### TUGAS YANG DIKERJAKAN
A - Tentukan apakah setiap pernyataan berikut sesuai dengan teks tentang guru. Jawab ya atau tidak, lalu kutip kata-kata teks yang menentukan jawaban itu.
(i) Orang India, China, Mesir dan Israel menganggap guru sebagai pembimbing, bahkan melebihi orang tua mereka.
(ii) Undang-undang tentang Guru dan Dosen diundangkan dalam Lembaga Negara RI Tahun 2005 Nomor 14.
(iii) Profesi guru pada mulanya dikonsep sebagai kemampuan mendidik karakter peserta didik.
B - Jawab setiap pertanyaan berikut berdasarkan teks tentang guru.
(i) Siapa yang secara resmi menetapkan UU No 14 tahun 2005 tentang Guru dan Dosen?
(ii) Secara formal, di sekolah apa seorang guru mengajar?
(iii) Ide apa yang muncul untuk mengembalikan nilai-nilai yang bergeser?
C - Lanjutkan teks tentang guru mulai dari bagian terakhirnya.

### TEKS HALAMAN

•••••

Orang India, China, Mesir dan Israel menerima pengajaran dari guru yang merupakan seorang imam atau nabi. Oleh sebab itu seorang guru sangat dihormati dan terkenal di masyarakat serta menganggap guru sebagai pembimbing untuk mendapatkan keselamatan dan kehormatan bahkan lebih dari orang tua mereka.

Guru di Indonesia

        Secara formal, guru adalah seorang pengajar di sekolah negeri ataupun swasta yang memiliki kemampuan berdasarkan latar belakang pendidikan formal dan telah memiliki ketetapan hukum yang syah sebagai guru berdasarkan undang-undang guru yang berlaku di Indonesia.

Munculnya Istilah Profesi Guru

        Profesi guru pada mulanya dikonsep sebagai kemampuan memberi dan mengembangkan pengetahuan peserta didik. Tetapi beberapa dasawarsa terakhir konsep, persepsi dan penilaian terhadap guru mulai bergeser. Hal itu selain karena perubahan pandangan manusia terhadap integritas seseorang yang berkaitan dengan produktivitas ekonominya, juga karena perkembangan yang cukup radikal di bidang pengetahuan dan teknologi terutama bidang informasi dan komunikasi yang kemudian mendorong pengembangan media belajar dan paradigma teknologi pendidikan dalam perkembangan berikutnya, sekaligus sebagai biasnya, guru mengalami dilema eksistensialnya. Selain itu, dengan melihat bergesernya nilai-nilai di mata peserta didik sebagai generasi pembangunan di masa mendatang yang ditandai dengan seringnya pelajar ikut dalam kegiatan tawuran, genk motor, melawan orang tua, tentu memberikan isyarat bahwa pendidikan di Indonesia bergeser ke arah yang tidak diinginkan.
        Untuk pengembalian nilai-nilai itu, muncul ide bahwa perlunya pendidikan karakter sejak dini. Sebagai wujud dari komitmen, pada tanggal 30 Desember 2005 Presiden Susilo Bambang Yudhoyono secara resmi memutuskan serta menetapkan UU No 14 tahun 2005 tentang Guru dan Dosen serta diundangkan dalam Lembaga Negara RI Tahun 2005 Nomor 157. Dengan adanya undang-undang tersebut guru bukan lagi sebagai kegiatan sampingan, tetapi sebagai profesi yang memiliki payung hukum.

Stigma Perubahan Gaya Hidup Guru Akibat “Guru Sebagai Profesi”

•••••

### MATERI
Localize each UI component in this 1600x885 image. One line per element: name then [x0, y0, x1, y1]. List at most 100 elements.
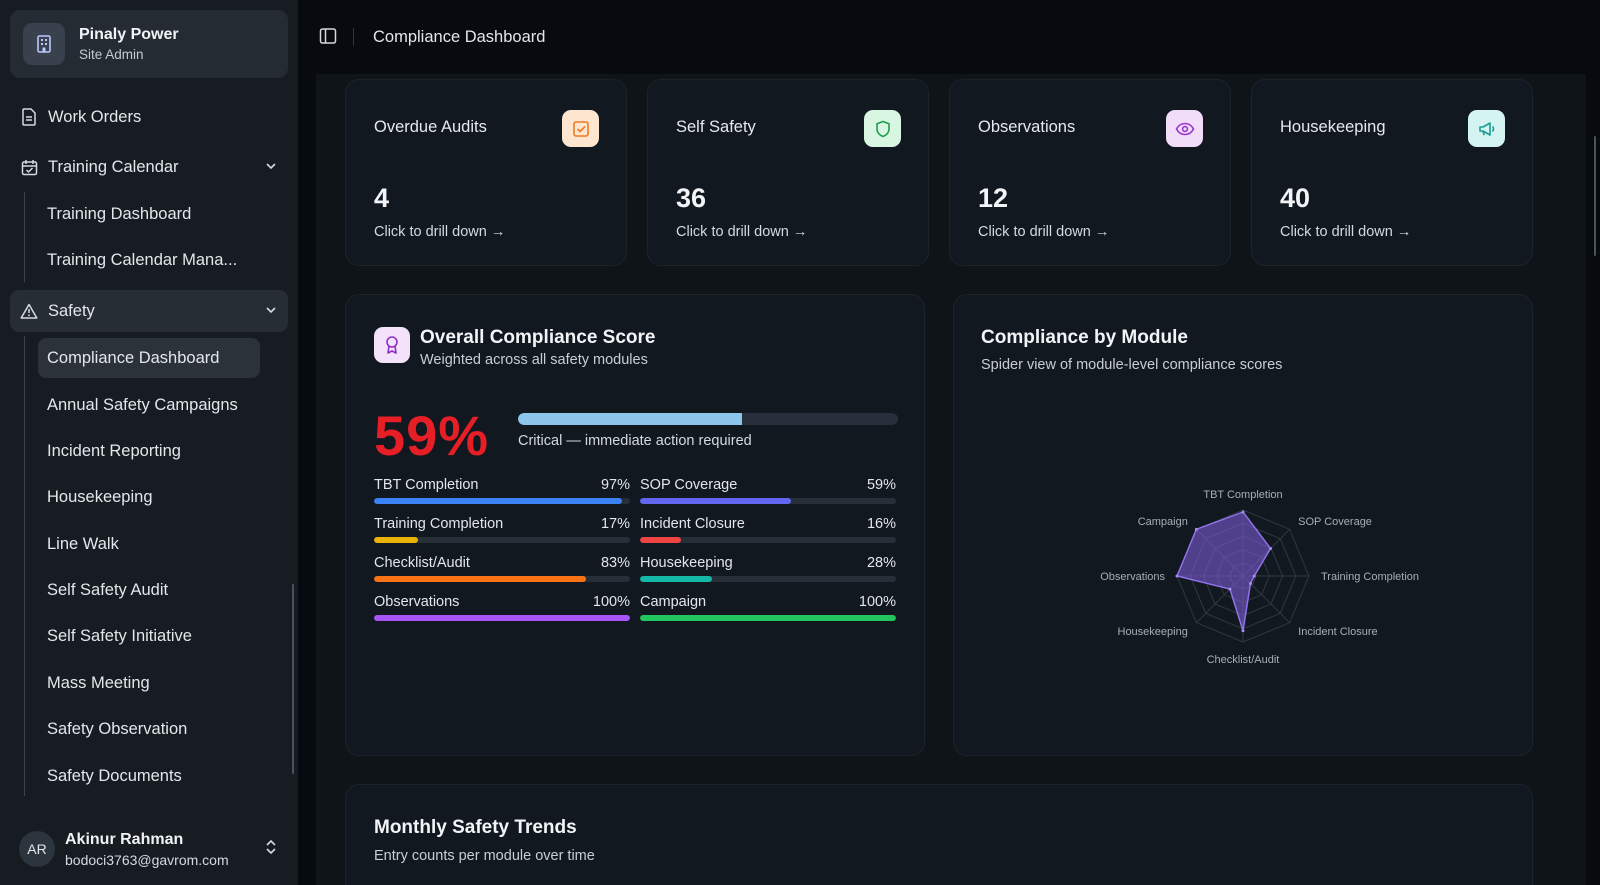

•••••

### JAWABAN SETIAP TUGAS
A -
(i) Ya: "menganggap guru sebagai pembimbing untuk mendapatkan keselamatan dan kehormatan bahkan lebih dari orang tua mereka"
(ii) Tidak: "diundangkan dalam Lembaga Negara RI Tahun 2005 Nomor 157"
(iii) Tidak: "Profesi guru pada mulanya dikonsep sebagai kemampuan memberi dan mengembangkan pengetahuan peserta didik"

B -
(i) Presiden Susilo Bambang Yudhoyono.
(ii) Di sekolah negeri ataupun swasta.
(iii) Ide tentang perlunya pendidikan karakter sejak dini.

C -
        Disadari atau tidak, kini makin terasa menurunnya apresiasi sebagian kalangan masyarakat terhadap istilah “profesi guru”. Hal itu tampak jelas dengan munculnya fenomena kecemburuan sosial pascasertifikasi. Guru yang menerima tunjangan profesi sebesar satu kali gaji pokok telah dicitrakan sebagai “orang kaya baru” dengan gaya hidup yang berubah drastis. Sedemikian hebatkah tampilan sosial seorang guru yang telah menerima tunjangan profesi guru, hingga mampu bersaing dengan para koruptor yang biasa berselingkuh dengan para mafia peradilan?
Harus diakui tunjangan profesi telah mampu mengangkat kesejahteraan guru dari kubangan keterpinggiran ekonomi yang dari tahun ke tahun yang tak pernah lepas dari stigma “Omar Bakri”. Guru juga bersyukur pada akhirnya amanat UU No 20 2003 benar dilaksanakan oleh para pengambil kebijakan. Namun sungguh naif tunjangan itu dicitrakan telah membuat gaya hidup seorang guru berubah. Karena guru sebagai pencerah peradaban adalah sebuah keniscayaan sejarah. Artinya, mereka bukan sekedar pentransfer ilmu semata, tetapi juga dituntut agar mampu mengilhami para “cantrik” nya menjadi generasi masa depan sesuai dengan kebutuhan dan semangat zaman.
         Dunia pendidikan tak mungkin lepas dari sosok seorang guru yang berdiri di garda depan, berhadapan dengan anak didik secara langsung. Tegak lurusnya pendidikan kita sangat bergantung pada kondisi guru, baik secara kwantitas terlebih kwalitas.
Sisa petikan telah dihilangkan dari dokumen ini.